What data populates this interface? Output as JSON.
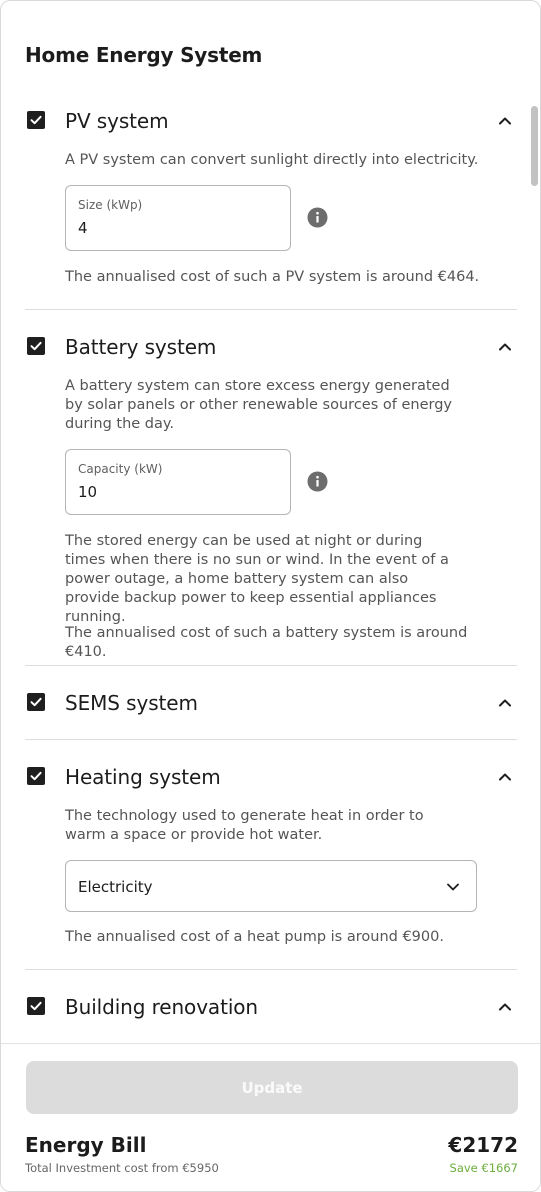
{
  "page": {
    "title": "Home Energy System"
  },
  "sections": [
    {
      "title": "PV system",
      "checked": true,
      "expanded": true,
      "description": "A PV system can convert sunlight directly into electricity.",
      "field": {
        "label": "Size (kWp)",
        "value": "4"
      },
      "notes": [
        "The annualised cost of such a PV system is around €464."
      ]
    },
    {
      "title": "Battery system",
      "checked": true,
      "expanded": true,
      "description": "A battery system can store excess energy generated by solar panels or other renewable sources of energy during the day.",
      "field": {
        "label": "Capacity (kW)",
        "value": "10"
      },
      "notes": [
        "The stored energy can be used at night or during times when there is no sun or wind. In the event of a power outage, a home battery system can also provide backup power to keep essential appliances running.",
        "The annualised cost of such a battery system is around €410."
      ]
    },
    {
      "title": "SEMS system",
      "checked": true,
      "expanded": false
    },
    {
      "title": "Heating system",
      "checked": true,
      "expanded": true,
      "description": "The technology used to generate heat in order to warm a space or provide hot water.",
      "select": {
        "value": "Electricity"
      },
      "notes": [
        "The annualised cost of a heat pump is around €900."
      ]
    },
    {
      "title": "Building renovation",
      "checked": true,
      "expanded": true
    }
  ],
  "footer": {
    "update_label": "Update",
    "bill_title": "Energy Bill",
    "bill_amount": "€2172",
    "investment_text": "Total Investment cost from €5950",
    "save_text": "Save €1667",
    "save_color": "#6cae3e"
  },
  "icons": {
    "checkbox": "checkbox-checked-icon",
    "chevron": "chevron-up-icon",
    "info": "info-icon",
    "select": "chevron-down-icon"
  }
}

+++

> **WORK REQUIRED**
Every record above should be written out again without change, except that the pictures are left out.

> **ANSWER FOR THIS EXERCISE**
What data populates this interface? Output as JSON.
{
  "page": {
    "title": "Home Energy System"
  },
  "sections": [
    {
      "title": "PV system",
      "checked": true,
      "expanded": true,
      "description": "A PV system can convert sunlight directly into electricity.",
      "field": {
        "label": "Size (kWp)",
        "value": "4"
      },
      "notes": [
        "The annualised cost of such a PV system is around €464."
      ]
    },
    {
      "title": "Battery system",
      "checked": true,
      "expanded": true,
      "description": "A battery system can store excess energy generated by solar panels or other renewable sources of energy during the day.",
      "field": {
        "label": "Capacity (kW)",
        "value": "10"
      },
      "notes": [
        "The stored energy can be used at night or during times when there is no sun or wind. In the event of a power outage, a home battery system can also provide backup power to keep essential appliances running.",
        "The annualised cost of such a battery system is around €410."
      ]
    },
    {
      "title": "SEMS system",
      "checked": true,
      "expanded": false
    },
    {
      "title": "Heating system",
      "checked": true,
      "expanded": true,
      "description": "The technology used to generate heat in order to warm a space or provide hot water.",
      "select": {
        "value": "Electricity"
      },
      "notes": [
        "The annualised cost of a heat pump is around €900."
      ]
    },
    {
      "title": "Building renovation",
      "checked": true,
      "expanded": true
    }
  ],
  "footer": {
    "update_label": "Update",
    "bill_title": "Energy Bill",
    "bill_amount": "€2172",
    "investment_text": "Total Investment cost from €5950",
    "save_text": "Save €1667",
    "save_color": "#6cae3e"
  },
  "icons": {
    "checkbox": "checkbox-checked-icon",
    "chevron": "chevron-up-icon",
    "info": "info-icon",
    "select": "chevron-down-icon"
  }
}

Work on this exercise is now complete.